Given exercise
Would you quote every entry exactly, dropping only the pictures?

** start Available records **

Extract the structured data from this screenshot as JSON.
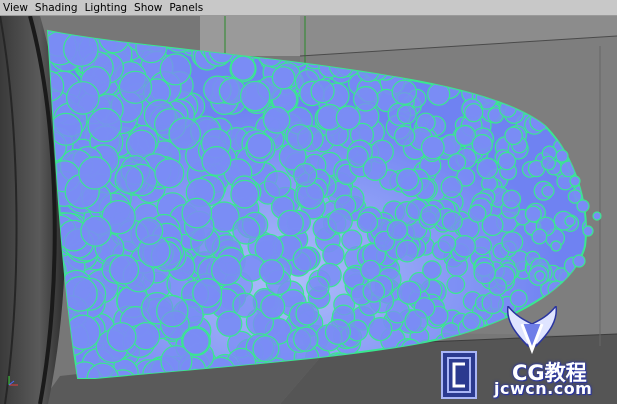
{
  "menubar": {
    "items": [
      {
        "label": "View"
      },
      {
        "label": "Shading"
      },
      {
        "label": "Lighting"
      },
      {
        "label": "Show"
      },
      {
        "label": "Panels"
      }
    ]
  },
  "viewport": {
    "background_color": "#6b6b6b",
    "particle_fill_color": "#7a8cf5",
    "particle_outline_color": "#39e88f",
    "axis_indicator": "view-axis-icon"
  },
  "watermark": {
    "brand": "CG教程",
    "url": "jcwcn.com",
    "logo": "winged-v-logo"
  }
}
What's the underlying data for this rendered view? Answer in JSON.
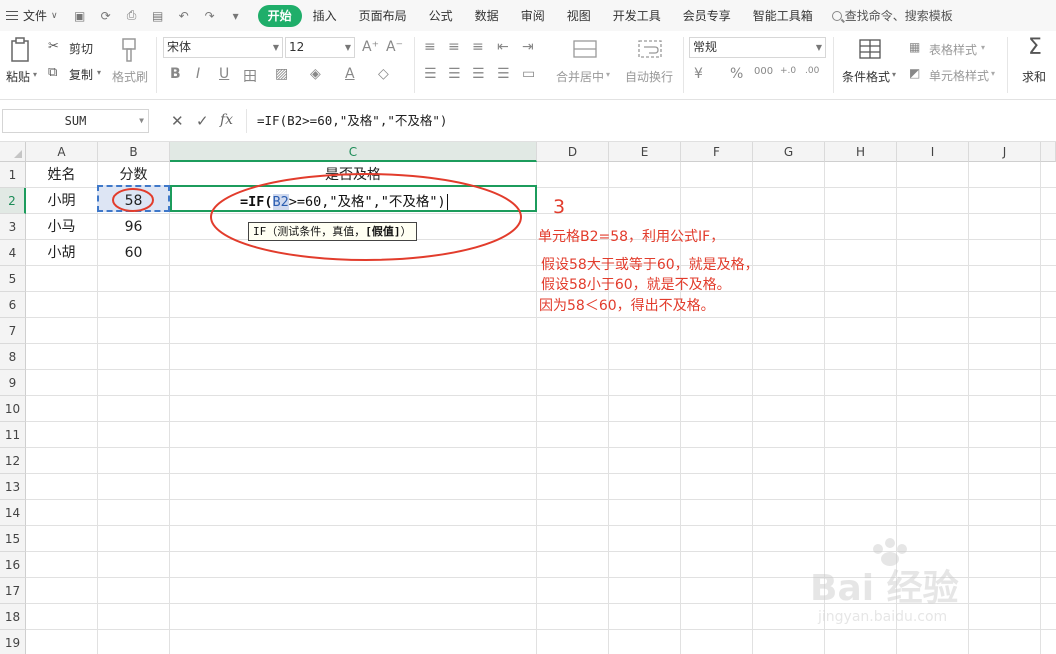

** end Available records **

Right answer
Extract the structured data from this screenshot as JSON.
{
  "menubar": {
    "items": [
      {
        "label": "View"
      },
      {
        "label": "Shading"
      },
      {
        "label": "Lighting"
      },
      {
        "label": "Show"
      },
      {
        "label": "Panels"
      }
    ]
  },
  "viewport": {
    "background_color": "#6b6b6b",
    "particle_fill_color": "#7a8cf5",
    "particle_outline_color": "#39e88f",
    "axis_indicator": "view-axis-icon"
  },
  "watermark": {
    "brand": "CG教程",
    "url": "jcwcn.com",
    "logo": "winged-v-logo"
  }
}
What's the underlying data for this rendered view? Answer in JSON.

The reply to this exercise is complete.